--- INSTRUCTIONS TO FOLLOW ---
Each entry below should be returned exactly as is, with the pictures removed.

========

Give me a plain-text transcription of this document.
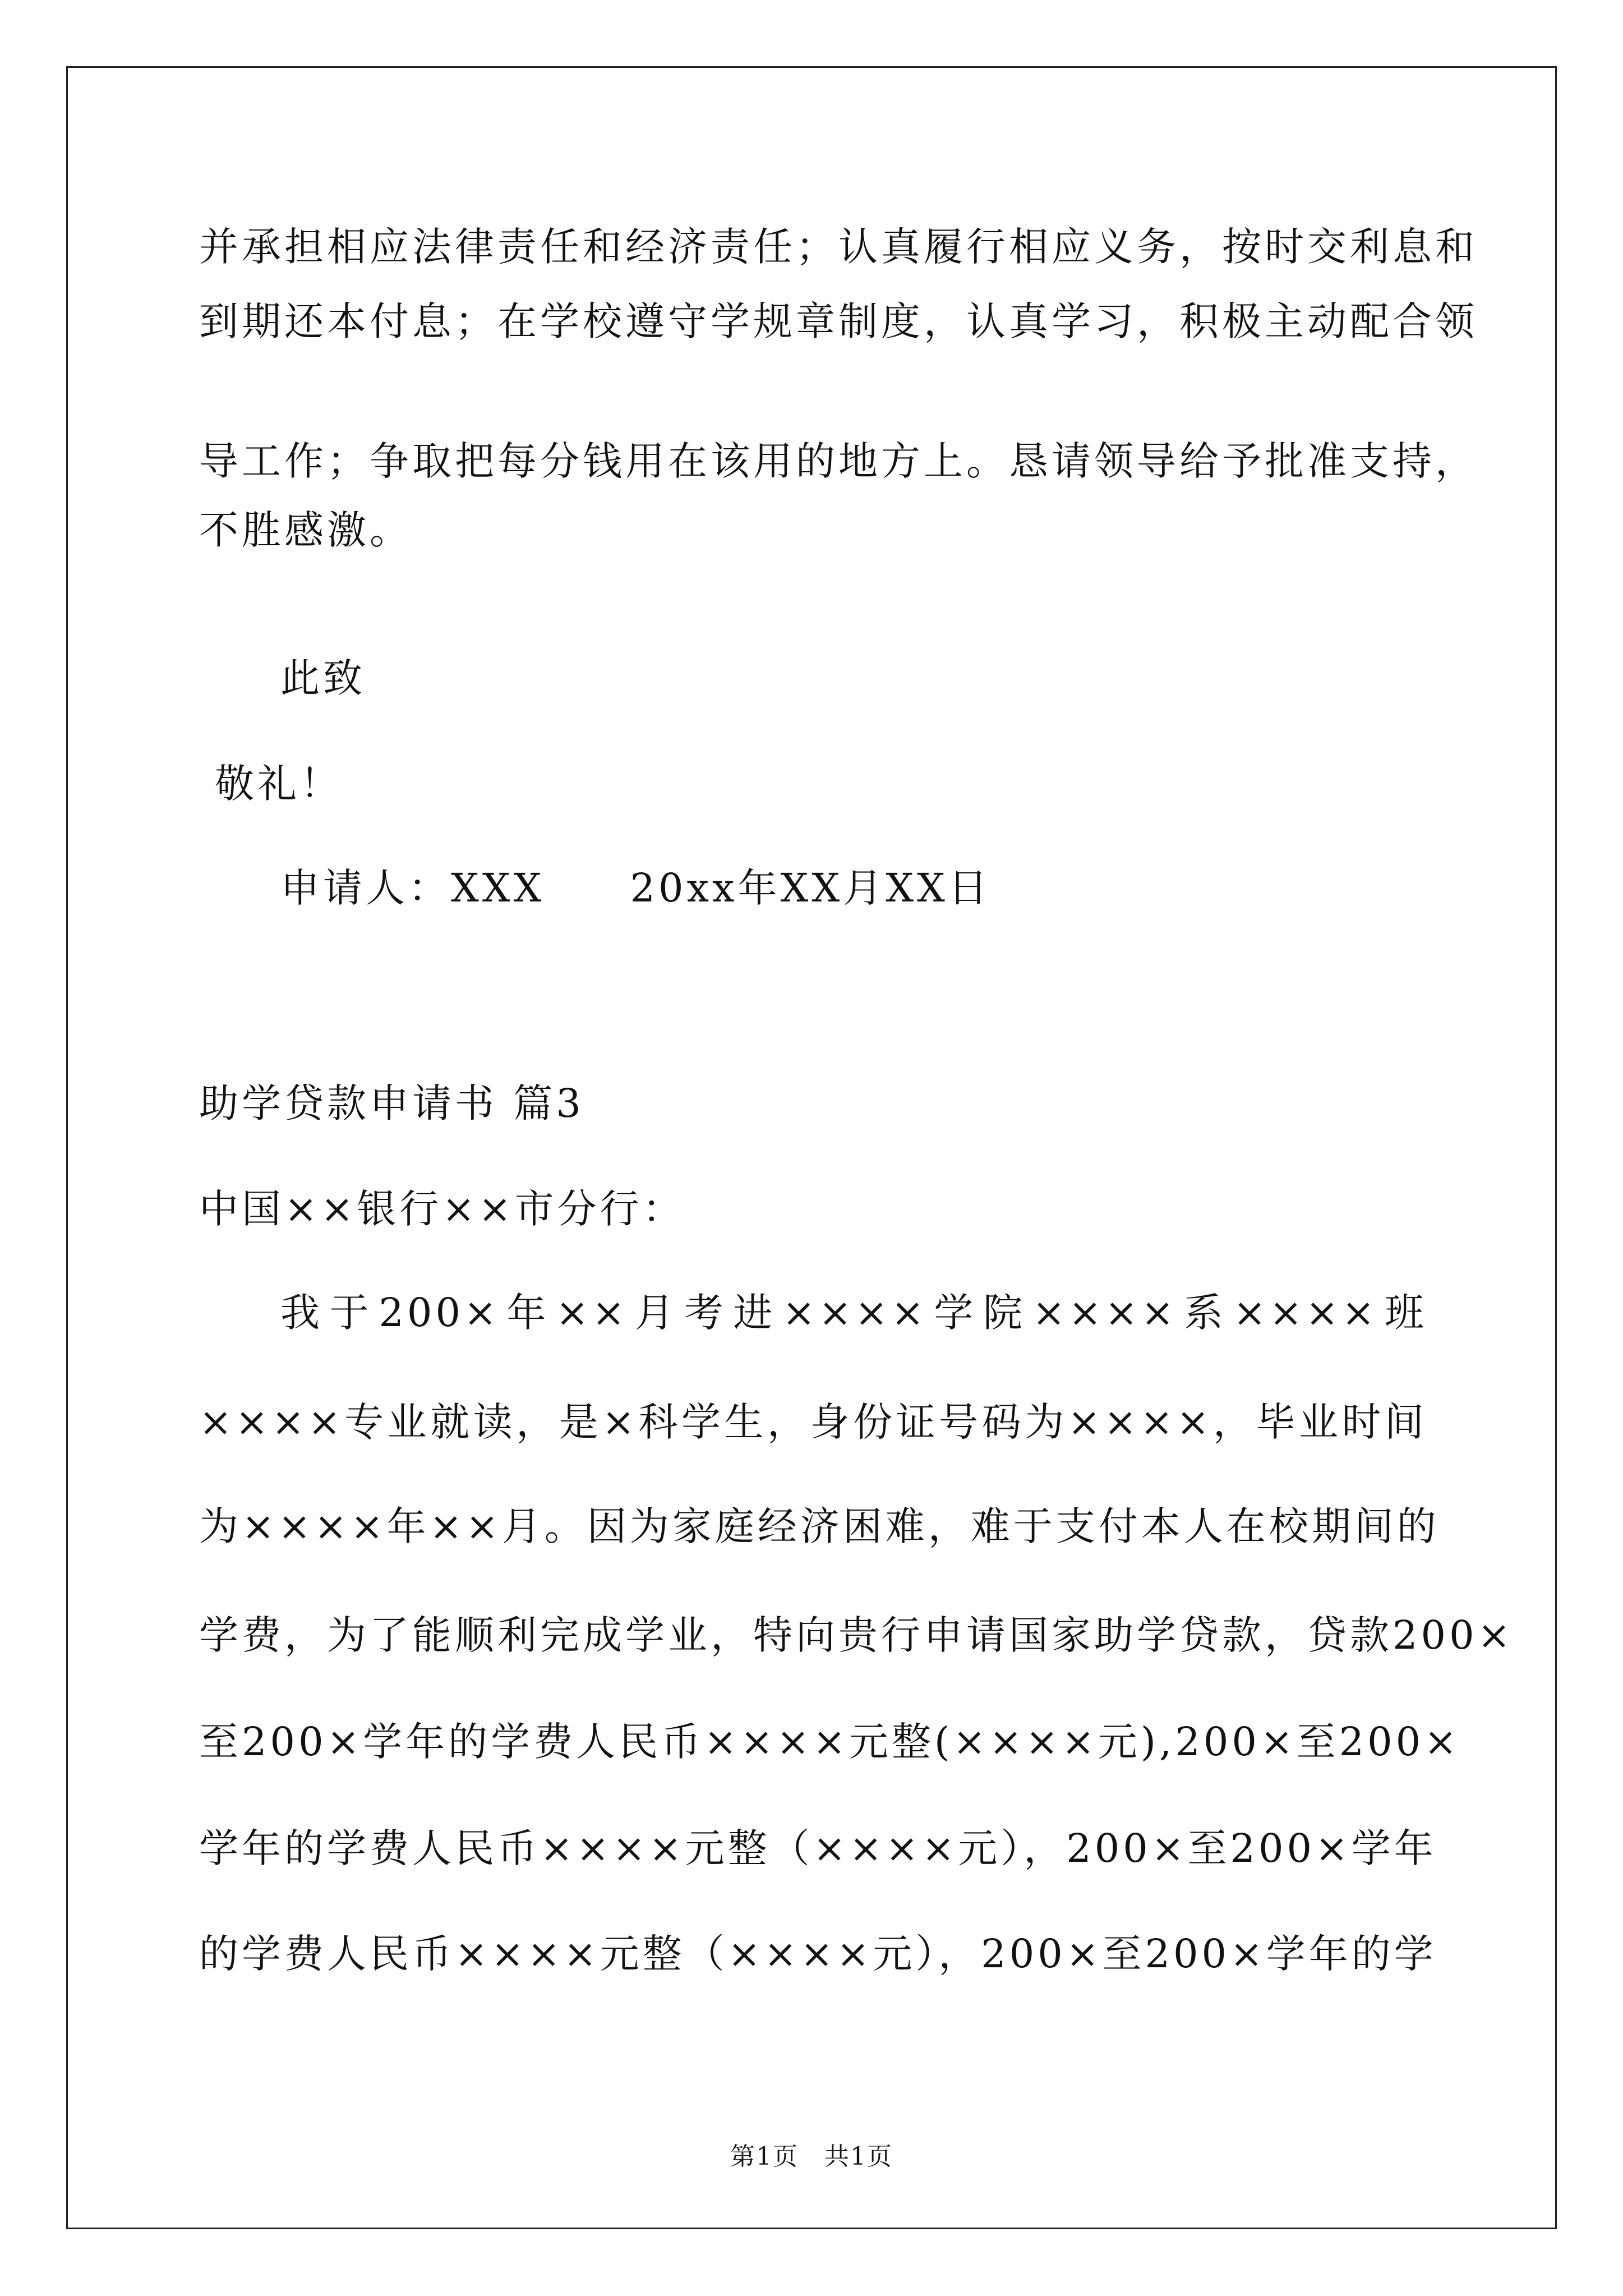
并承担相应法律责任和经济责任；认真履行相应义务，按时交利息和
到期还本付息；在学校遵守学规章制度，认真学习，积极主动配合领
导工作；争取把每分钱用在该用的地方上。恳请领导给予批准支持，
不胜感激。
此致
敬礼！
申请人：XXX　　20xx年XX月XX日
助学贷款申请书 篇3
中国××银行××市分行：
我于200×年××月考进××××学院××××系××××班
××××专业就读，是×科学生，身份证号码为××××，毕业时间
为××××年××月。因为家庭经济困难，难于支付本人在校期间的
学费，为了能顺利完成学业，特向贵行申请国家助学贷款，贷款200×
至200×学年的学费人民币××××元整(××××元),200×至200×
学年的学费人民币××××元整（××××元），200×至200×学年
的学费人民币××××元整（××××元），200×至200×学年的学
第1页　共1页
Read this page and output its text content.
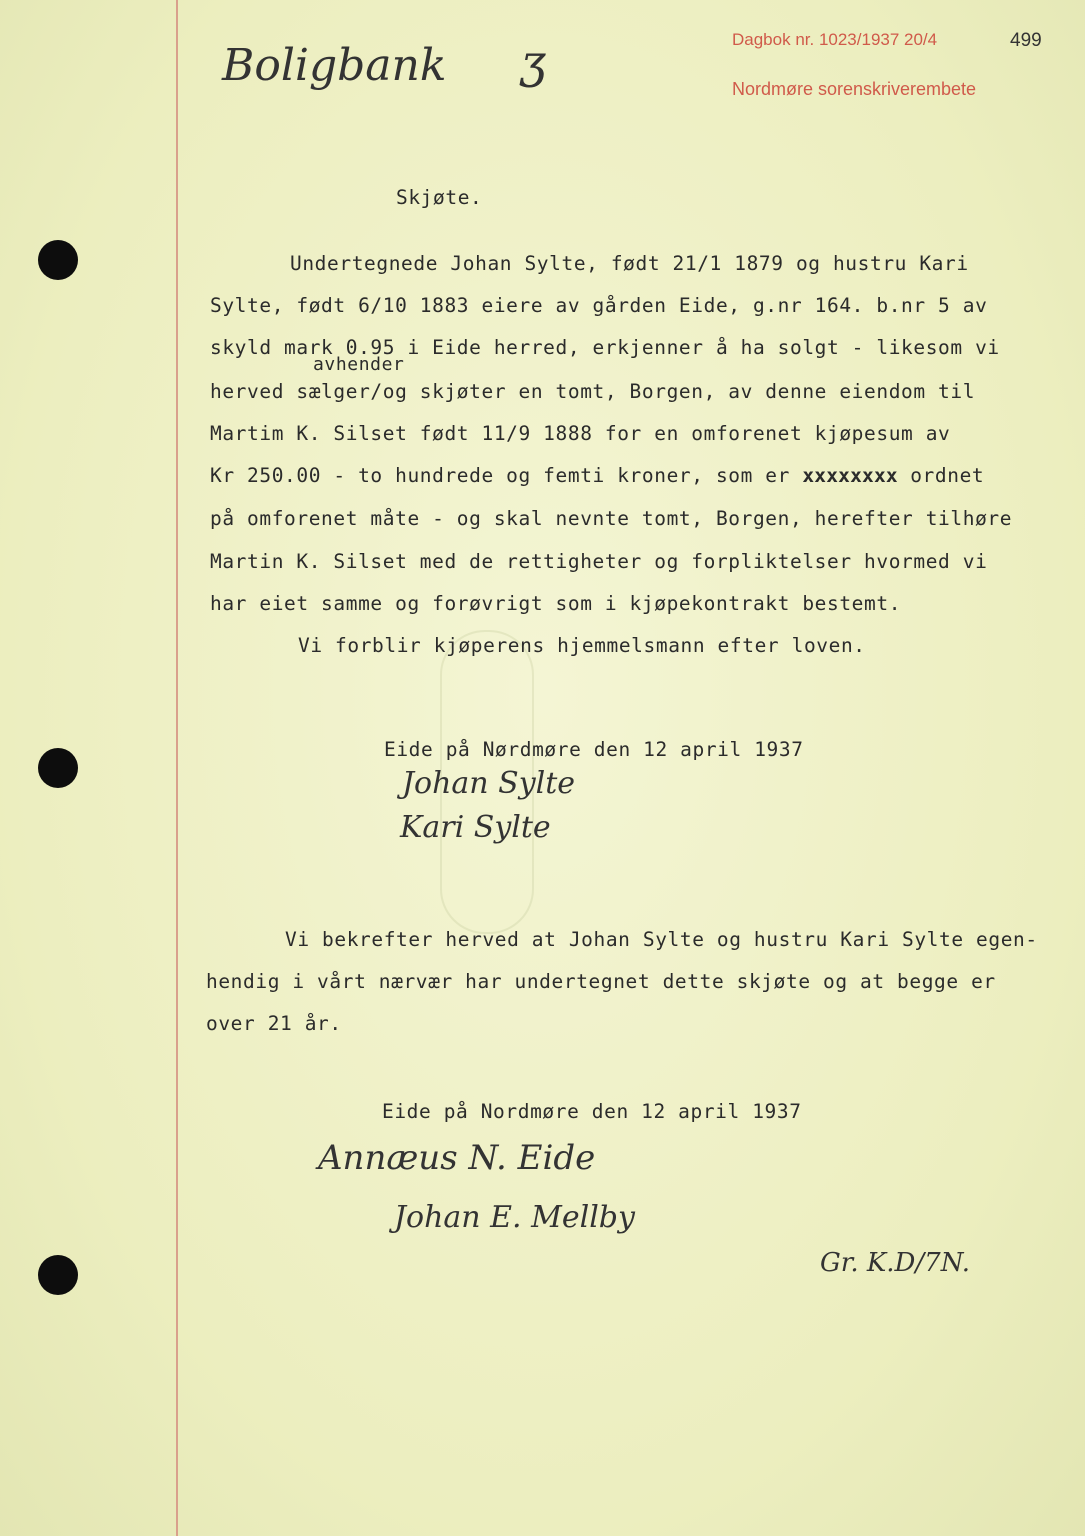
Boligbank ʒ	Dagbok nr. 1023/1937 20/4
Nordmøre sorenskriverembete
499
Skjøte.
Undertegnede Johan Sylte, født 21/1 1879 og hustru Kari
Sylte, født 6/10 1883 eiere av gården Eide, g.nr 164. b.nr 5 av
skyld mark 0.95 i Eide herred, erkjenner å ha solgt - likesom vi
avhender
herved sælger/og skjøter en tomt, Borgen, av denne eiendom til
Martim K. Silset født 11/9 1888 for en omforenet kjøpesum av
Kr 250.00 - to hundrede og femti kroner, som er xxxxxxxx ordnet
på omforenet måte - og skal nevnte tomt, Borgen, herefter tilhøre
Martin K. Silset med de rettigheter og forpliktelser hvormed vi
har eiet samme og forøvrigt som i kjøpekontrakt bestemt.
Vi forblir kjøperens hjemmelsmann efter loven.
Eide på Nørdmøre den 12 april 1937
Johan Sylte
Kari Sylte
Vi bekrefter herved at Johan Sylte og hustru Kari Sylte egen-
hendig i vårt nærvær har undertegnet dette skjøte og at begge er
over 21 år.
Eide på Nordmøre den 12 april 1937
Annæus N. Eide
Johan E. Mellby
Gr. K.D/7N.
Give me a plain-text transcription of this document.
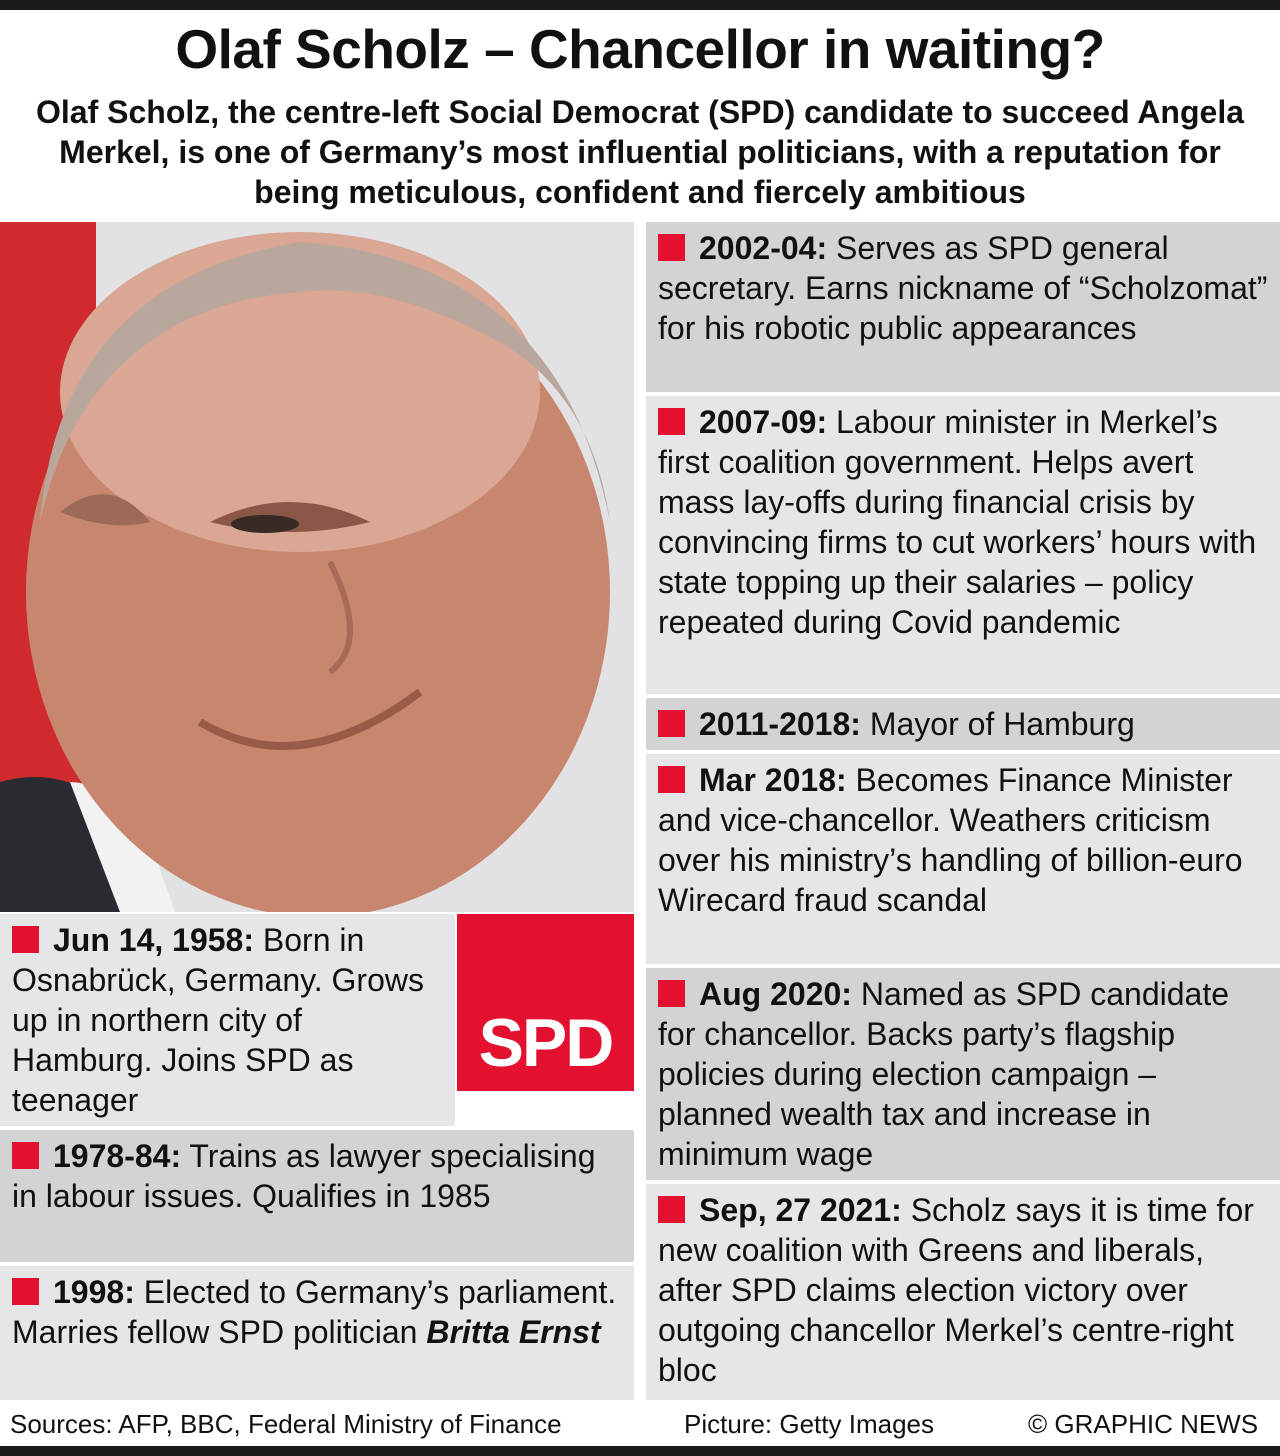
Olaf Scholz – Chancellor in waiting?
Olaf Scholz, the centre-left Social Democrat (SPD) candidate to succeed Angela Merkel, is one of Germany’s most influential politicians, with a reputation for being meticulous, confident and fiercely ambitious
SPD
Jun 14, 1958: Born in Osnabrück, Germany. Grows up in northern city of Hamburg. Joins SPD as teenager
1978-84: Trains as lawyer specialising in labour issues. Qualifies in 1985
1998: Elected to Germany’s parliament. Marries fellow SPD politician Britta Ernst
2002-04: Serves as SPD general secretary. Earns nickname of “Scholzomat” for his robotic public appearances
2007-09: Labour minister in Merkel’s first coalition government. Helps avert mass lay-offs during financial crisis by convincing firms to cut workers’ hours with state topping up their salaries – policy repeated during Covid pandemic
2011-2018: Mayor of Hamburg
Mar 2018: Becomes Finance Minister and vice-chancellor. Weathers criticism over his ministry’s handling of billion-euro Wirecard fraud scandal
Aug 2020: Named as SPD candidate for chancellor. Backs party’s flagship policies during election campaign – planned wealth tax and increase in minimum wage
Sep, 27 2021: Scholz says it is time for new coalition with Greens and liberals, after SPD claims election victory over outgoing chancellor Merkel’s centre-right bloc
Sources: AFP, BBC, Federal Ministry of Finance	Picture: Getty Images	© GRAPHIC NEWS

========

--- SOLUTION TO THIS TASK ---
Give me a plain-text transcription of this document.
并承担相应法律责任和经济责任；认真履行相应义务，按时交利息和
到期还本付息；在学校遵守学规章制度，认真学习，积极主动配合领
导工作；争取把每分钱用在该用的地方上。恳请领导给予批准支持，
不胜感激。
此致
敬礼！
申请人：XXX　　20xx年XX月XX日
助学贷款申请书 篇3
中国××银行××市分行：
我于200×年××月考进××××学院××××系××××班
××××专业就读，是×科学生，身份证号码为××××，毕业时间
为××××年××月。因为家庭经济困难，难于支付本人在校期间的
学费，为了能顺利完成学业，特向贵行申请国家助学贷款，贷款200×
至200×学年的学费人民币××××元整(××××元),200×至200×
学年的学费人民币××××元整（××××元），200×至200×学年
的学费人民币××××元整（××××元），200×至200×学年的学
第1页　共1页
Read this page and output its text content.
Boligbank ʒ	Dagbok nr. 1023/1937 20/4
Nordmøre sorenskriverembete
499
Skjøte.
Undertegnede Johan Sylte, født 21/1 1879 og hustru Kari
Sylte, født 6/10 1883 eiere av gården Eide, g.nr 164. b.nr 5 av
skyld mark 0.95 i Eide herred, erkjenner å ha solgt - likesom vi
avhender
herved sælger/og skjøter en tomt, Borgen, av denne eiendom til
Martim K. Silset født 11/9 1888 for en omforenet kjøpesum av
Kr 250.00 - to hundrede og femti kroner, som er xxxxxxxx ordnet
på omforenet måte - og skal nevnte tomt, Borgen, herefter tilhøre
Martin K. Silset med de rettigheter og forpliktelser hvormed vi
har eiet samme og forøvrigt som i kjøpekontrakt bestemt.
Vi forblir kjøperens hjemmelsmann efter loven.
Eide på Nørdmøre den 12 april 1937
Johan Sylte
Kari Sylte
Vi bekrefter herved at Johan Sylte og hustru Kari Sylte egen-
hendig i vårt nærvær har undertegnet dette skjøte og at begge er
over 21 år.
Eide på Nordmøre den 12 april 1937
Annæus N. Eide
Johan E. Mellby
Gr. K.D/7N.
Give me a plain-text transcription of this document.
Olaf Scholz – Chancellor in waiting?
Olaf Scholz, the centre-left Social Democrat (SPD) candidate to succeed Angela Merkel, is one of Germany’s most influential politicians, with a reputation for being meticulous, confident and fiercely ambitious
SPD
Jun 14, 1958: Born in Osnabrück, Germany. Grows up in northern city of Hamburg. Joins SPD as teenager
1978-84: Trains as lawyer specialising in labour issues. Qualifies in 1985
1998: Elected to Germany’s parliament. Marries fellow SPD politician Britta Ernst
2002-04: Serves as SPD general secretary. Earns nickname of “Scholzomat” for his robotic public appearances
2007-09: Labour minister in Merkel’s first coalition government. Helps avert mass lay-offs during financial crisis by convincing firms to cut workers’ hours with state topping up their salaries – policy repeated during Covid pandemic
2011-2018: Mayor of Hamburg
Mar 2018: Becomes Finance Minister and vice-chancellor. Weathers criticism over his ministry’s handling of billion-euro Wirecard fraud scandal
Aug 2020: Named as SPD candidate for chancellor. Backs party’s flagship policies during election campaign – planned wealth tax and increase in minimum wage
Sep, 27 2021: Scholz says it is time for new coalition with Greens and liberals, after SPD claims election victory over outgoing chancellor Merkel’s centre-right bloc
Sources: AFP, BBC, Federal Ministry of Finance	Picture: Getty Images	© GRAPHIC NEWS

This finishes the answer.